From the listing below, copy each line that holds "safe".

======== EXTRACTED DATA

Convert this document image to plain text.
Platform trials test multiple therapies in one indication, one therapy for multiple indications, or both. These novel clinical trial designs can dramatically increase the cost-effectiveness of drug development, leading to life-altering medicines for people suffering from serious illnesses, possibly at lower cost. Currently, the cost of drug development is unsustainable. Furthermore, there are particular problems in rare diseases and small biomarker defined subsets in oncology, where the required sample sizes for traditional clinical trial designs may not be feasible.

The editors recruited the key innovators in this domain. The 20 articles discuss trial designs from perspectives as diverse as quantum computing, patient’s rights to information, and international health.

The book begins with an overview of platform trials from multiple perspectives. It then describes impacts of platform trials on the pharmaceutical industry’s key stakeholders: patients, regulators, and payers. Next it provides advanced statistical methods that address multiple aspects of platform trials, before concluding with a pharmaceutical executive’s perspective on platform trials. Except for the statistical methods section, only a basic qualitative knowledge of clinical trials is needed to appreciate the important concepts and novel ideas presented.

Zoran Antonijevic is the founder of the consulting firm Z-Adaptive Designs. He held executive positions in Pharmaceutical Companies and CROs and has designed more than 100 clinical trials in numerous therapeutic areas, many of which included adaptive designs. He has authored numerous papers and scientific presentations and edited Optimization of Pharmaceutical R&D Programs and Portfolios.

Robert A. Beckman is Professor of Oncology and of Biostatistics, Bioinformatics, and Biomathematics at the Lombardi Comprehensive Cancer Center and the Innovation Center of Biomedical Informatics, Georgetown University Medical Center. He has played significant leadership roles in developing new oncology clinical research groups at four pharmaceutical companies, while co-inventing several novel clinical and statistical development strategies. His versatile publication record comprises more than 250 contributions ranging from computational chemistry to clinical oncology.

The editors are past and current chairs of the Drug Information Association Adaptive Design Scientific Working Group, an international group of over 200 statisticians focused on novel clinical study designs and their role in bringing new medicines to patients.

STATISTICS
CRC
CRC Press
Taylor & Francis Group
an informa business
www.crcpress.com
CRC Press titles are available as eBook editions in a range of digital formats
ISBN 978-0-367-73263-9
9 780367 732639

================
======== EXTRACTED DATA

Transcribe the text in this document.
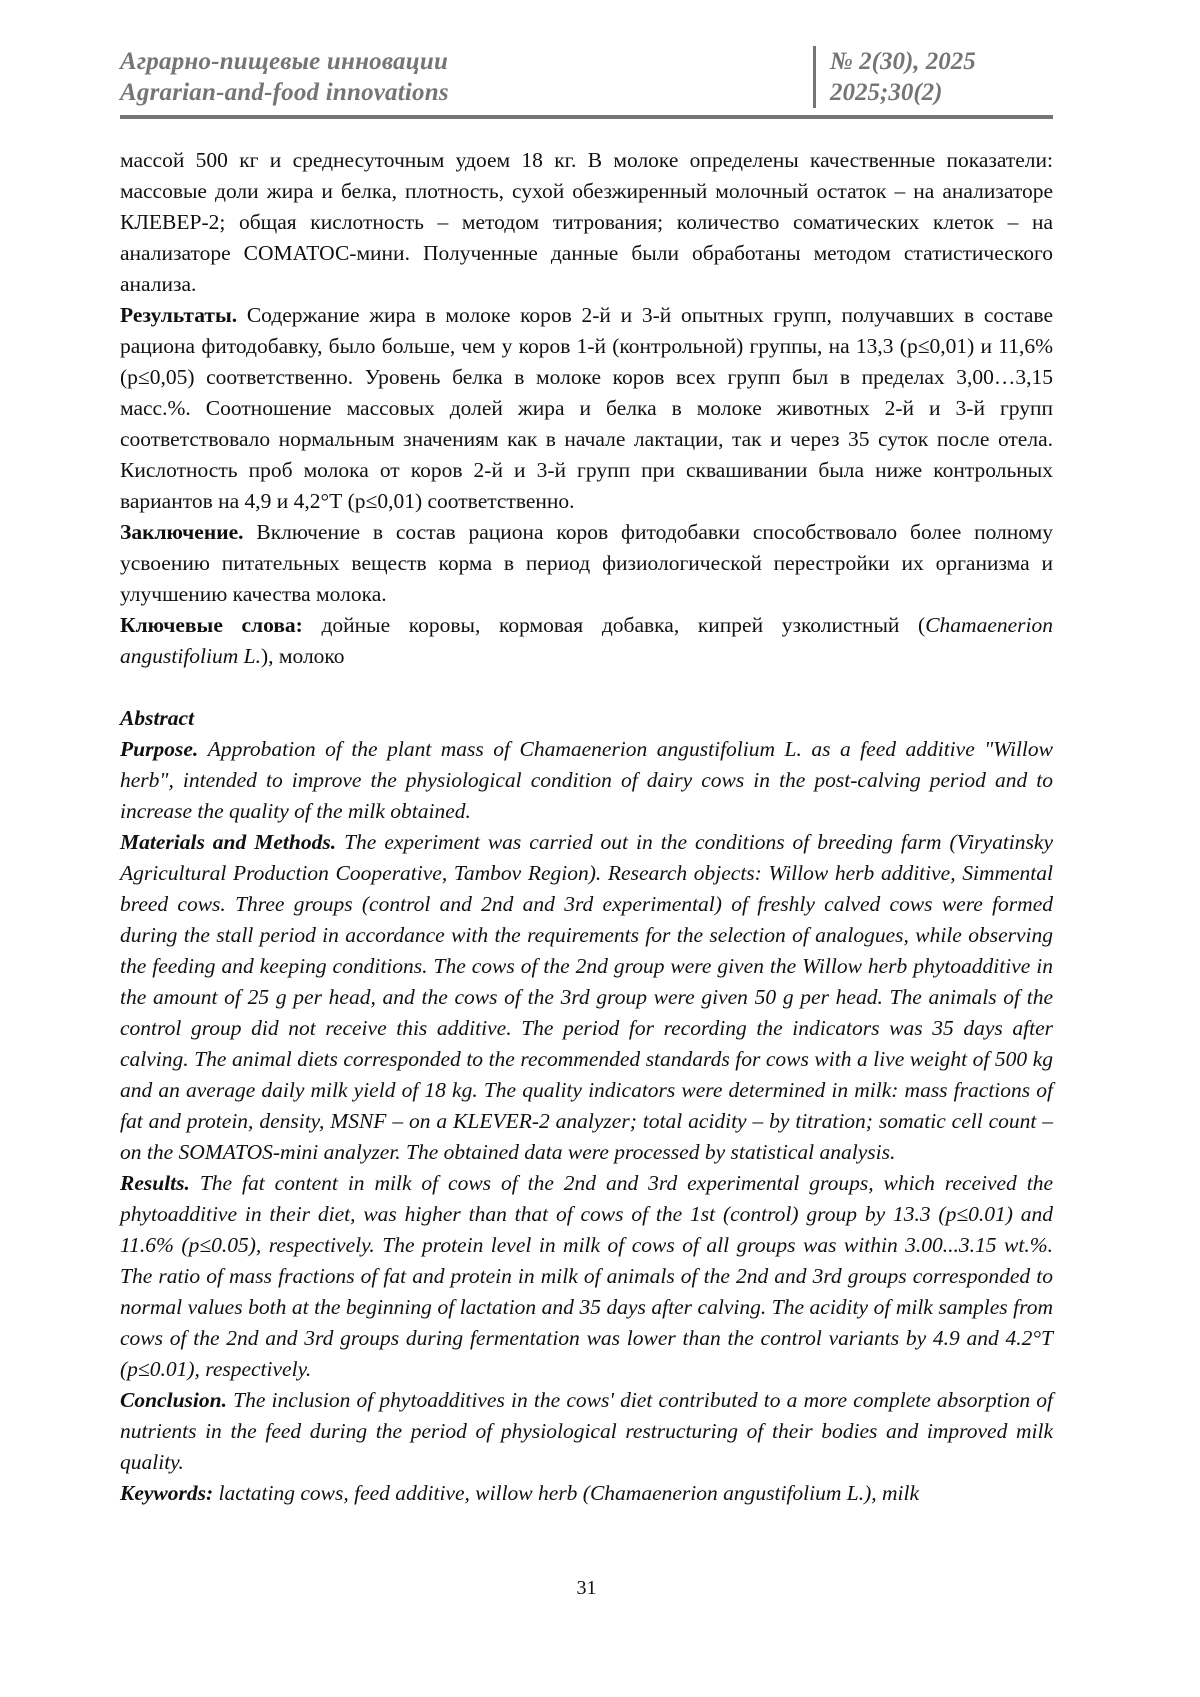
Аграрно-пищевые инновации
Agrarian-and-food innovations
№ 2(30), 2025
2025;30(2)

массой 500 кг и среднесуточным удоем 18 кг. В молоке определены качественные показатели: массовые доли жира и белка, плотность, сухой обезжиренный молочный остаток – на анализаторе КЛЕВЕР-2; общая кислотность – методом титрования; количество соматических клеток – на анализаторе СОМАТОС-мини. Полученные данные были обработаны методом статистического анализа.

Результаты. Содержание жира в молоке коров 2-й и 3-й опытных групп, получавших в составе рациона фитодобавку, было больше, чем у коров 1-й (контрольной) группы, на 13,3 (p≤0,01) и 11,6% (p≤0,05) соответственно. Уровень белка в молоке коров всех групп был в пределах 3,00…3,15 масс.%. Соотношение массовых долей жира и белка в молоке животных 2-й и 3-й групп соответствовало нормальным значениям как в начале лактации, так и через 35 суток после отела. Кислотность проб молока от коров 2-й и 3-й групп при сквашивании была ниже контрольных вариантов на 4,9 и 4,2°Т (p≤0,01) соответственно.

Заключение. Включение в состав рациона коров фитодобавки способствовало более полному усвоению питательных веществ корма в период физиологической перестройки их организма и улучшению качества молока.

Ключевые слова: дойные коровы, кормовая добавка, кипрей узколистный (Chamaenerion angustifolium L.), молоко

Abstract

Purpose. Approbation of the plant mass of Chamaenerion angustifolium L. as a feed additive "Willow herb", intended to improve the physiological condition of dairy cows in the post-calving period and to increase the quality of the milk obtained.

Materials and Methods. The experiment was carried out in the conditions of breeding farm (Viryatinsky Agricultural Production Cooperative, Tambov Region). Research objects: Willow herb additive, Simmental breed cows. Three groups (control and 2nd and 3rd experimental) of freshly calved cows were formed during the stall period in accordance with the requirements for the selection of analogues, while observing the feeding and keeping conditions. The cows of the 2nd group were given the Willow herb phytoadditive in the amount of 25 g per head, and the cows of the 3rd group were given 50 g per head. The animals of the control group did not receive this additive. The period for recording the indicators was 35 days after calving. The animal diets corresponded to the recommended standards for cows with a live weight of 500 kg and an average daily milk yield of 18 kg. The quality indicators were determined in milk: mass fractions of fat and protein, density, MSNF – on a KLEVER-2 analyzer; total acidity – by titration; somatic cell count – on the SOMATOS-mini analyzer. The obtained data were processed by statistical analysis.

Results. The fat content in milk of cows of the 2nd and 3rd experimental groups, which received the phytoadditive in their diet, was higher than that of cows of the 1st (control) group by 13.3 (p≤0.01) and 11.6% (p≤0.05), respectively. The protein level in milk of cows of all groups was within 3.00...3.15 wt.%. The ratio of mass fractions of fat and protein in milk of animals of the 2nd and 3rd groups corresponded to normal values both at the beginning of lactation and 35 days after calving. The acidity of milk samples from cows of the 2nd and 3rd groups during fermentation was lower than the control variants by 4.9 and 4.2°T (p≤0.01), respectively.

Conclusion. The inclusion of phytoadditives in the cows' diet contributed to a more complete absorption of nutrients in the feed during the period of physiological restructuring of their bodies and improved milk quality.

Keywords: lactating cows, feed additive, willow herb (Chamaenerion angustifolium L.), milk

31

================
======== EXTRACTED DATA

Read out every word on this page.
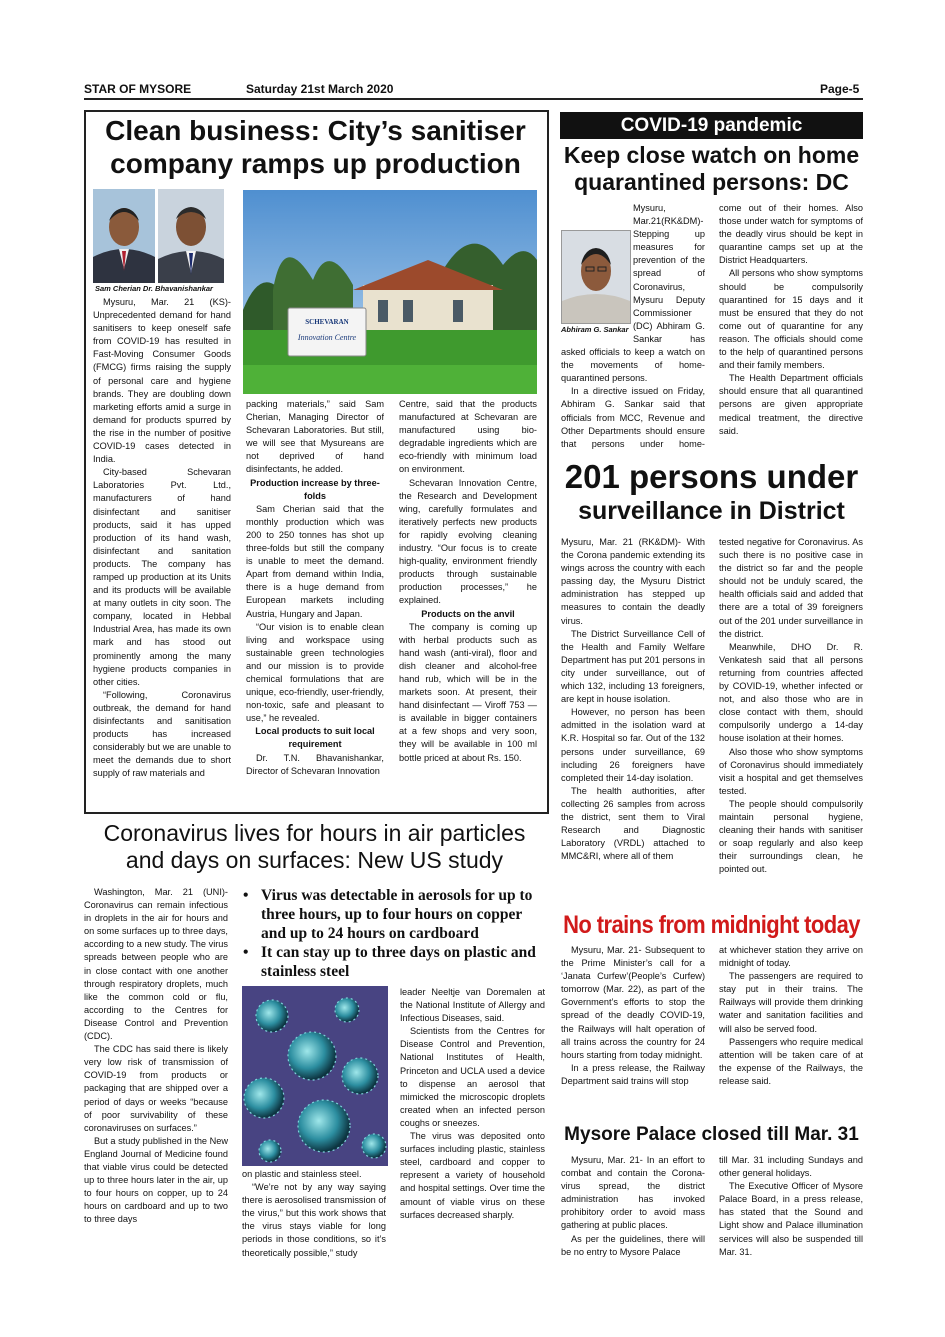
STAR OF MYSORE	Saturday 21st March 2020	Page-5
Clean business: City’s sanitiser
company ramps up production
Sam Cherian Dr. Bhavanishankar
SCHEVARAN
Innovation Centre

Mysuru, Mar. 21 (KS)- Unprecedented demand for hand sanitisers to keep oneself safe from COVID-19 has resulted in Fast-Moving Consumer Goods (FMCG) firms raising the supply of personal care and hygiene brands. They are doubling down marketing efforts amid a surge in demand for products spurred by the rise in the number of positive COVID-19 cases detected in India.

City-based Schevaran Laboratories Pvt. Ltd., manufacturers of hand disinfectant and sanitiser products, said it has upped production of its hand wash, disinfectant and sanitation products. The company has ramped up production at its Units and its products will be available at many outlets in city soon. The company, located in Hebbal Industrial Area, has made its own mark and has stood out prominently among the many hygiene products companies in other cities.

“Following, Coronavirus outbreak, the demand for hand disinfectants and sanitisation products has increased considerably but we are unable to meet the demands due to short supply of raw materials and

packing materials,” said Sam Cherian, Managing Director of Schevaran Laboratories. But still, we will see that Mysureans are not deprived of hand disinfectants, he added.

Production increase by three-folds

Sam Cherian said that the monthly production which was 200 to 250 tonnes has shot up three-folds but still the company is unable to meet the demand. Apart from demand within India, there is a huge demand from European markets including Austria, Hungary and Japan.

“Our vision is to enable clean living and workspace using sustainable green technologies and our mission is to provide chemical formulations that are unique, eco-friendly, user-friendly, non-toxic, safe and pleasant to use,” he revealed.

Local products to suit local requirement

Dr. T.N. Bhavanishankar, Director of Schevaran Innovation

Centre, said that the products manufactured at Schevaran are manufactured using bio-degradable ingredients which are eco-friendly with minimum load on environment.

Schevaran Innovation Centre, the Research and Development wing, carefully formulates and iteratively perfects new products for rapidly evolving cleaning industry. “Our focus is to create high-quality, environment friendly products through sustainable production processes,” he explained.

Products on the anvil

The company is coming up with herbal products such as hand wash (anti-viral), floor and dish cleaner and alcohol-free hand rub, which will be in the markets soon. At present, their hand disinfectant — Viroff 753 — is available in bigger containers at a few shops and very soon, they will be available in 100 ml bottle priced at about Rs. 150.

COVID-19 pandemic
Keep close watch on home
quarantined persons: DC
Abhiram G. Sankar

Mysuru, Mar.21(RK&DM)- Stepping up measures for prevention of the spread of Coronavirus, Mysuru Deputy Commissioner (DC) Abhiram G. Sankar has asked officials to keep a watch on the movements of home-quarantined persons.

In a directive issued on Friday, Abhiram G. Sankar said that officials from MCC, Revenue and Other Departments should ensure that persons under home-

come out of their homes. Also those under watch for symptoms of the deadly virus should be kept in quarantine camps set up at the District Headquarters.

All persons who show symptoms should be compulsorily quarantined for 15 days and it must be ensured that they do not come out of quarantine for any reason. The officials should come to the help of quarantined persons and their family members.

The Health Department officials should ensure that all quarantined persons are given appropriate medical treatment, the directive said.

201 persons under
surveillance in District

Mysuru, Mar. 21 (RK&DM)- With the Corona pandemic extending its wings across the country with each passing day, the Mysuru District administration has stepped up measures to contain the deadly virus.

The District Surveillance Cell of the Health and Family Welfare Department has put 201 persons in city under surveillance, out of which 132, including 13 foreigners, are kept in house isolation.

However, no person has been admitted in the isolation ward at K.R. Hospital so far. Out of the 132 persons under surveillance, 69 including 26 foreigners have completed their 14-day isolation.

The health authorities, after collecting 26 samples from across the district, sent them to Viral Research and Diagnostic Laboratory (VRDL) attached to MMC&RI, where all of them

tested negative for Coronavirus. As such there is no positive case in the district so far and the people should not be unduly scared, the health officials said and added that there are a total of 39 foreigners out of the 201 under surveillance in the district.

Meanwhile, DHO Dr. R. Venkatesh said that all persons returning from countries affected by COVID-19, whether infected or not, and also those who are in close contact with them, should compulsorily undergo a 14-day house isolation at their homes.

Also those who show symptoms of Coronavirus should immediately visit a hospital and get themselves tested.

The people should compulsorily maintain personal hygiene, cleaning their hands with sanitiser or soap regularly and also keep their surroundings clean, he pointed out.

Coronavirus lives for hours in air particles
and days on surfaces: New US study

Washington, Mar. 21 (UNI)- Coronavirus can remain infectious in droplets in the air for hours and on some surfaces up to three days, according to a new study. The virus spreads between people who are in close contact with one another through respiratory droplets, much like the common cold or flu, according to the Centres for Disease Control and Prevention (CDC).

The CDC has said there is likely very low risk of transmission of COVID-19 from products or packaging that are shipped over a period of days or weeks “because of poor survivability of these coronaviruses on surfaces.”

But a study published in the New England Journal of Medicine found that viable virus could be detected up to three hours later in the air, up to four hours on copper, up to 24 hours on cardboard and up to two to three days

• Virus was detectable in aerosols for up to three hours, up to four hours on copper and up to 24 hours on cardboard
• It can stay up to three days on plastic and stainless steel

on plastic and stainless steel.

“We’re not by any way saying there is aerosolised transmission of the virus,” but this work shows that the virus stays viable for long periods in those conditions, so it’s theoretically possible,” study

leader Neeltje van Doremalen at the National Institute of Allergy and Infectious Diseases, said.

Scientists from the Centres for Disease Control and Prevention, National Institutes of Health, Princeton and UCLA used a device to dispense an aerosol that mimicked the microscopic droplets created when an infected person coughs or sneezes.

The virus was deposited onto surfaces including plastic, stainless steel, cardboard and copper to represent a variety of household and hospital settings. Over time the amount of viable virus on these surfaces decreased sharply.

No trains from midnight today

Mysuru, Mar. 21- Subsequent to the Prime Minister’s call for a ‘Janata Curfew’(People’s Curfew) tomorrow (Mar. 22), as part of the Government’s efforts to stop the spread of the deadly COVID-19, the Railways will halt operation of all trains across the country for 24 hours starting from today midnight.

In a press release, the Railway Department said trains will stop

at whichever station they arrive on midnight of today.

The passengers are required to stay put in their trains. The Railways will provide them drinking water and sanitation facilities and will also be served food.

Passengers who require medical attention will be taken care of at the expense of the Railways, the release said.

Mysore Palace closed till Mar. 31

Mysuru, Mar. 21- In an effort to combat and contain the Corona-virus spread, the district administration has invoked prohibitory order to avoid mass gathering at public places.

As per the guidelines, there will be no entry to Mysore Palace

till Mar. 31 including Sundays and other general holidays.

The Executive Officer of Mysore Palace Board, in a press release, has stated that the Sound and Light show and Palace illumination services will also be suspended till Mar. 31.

================

■ **FINISHED EXERCISE**:
Mysuru, Mar. 21 (KS)- Unprecedented demand for hand sanitisers to keep oneself safe from COVID-19 has resulted in Fast-Moving Consumer Goods (FMCG) firms raising the supply of personal care and hygiene brands. They are doubling down marketing efforts amid a surge in demand for products spurred by the rise in the number of positive COVID-19 cases detected in India.
“Our vision is to enable clean living and workspace using sustainable green technologies and our mission is to provide chemical formulations that are unique, eco-friendly, user-friendly, non-toxic, safe and pleasant to use,” he revealed.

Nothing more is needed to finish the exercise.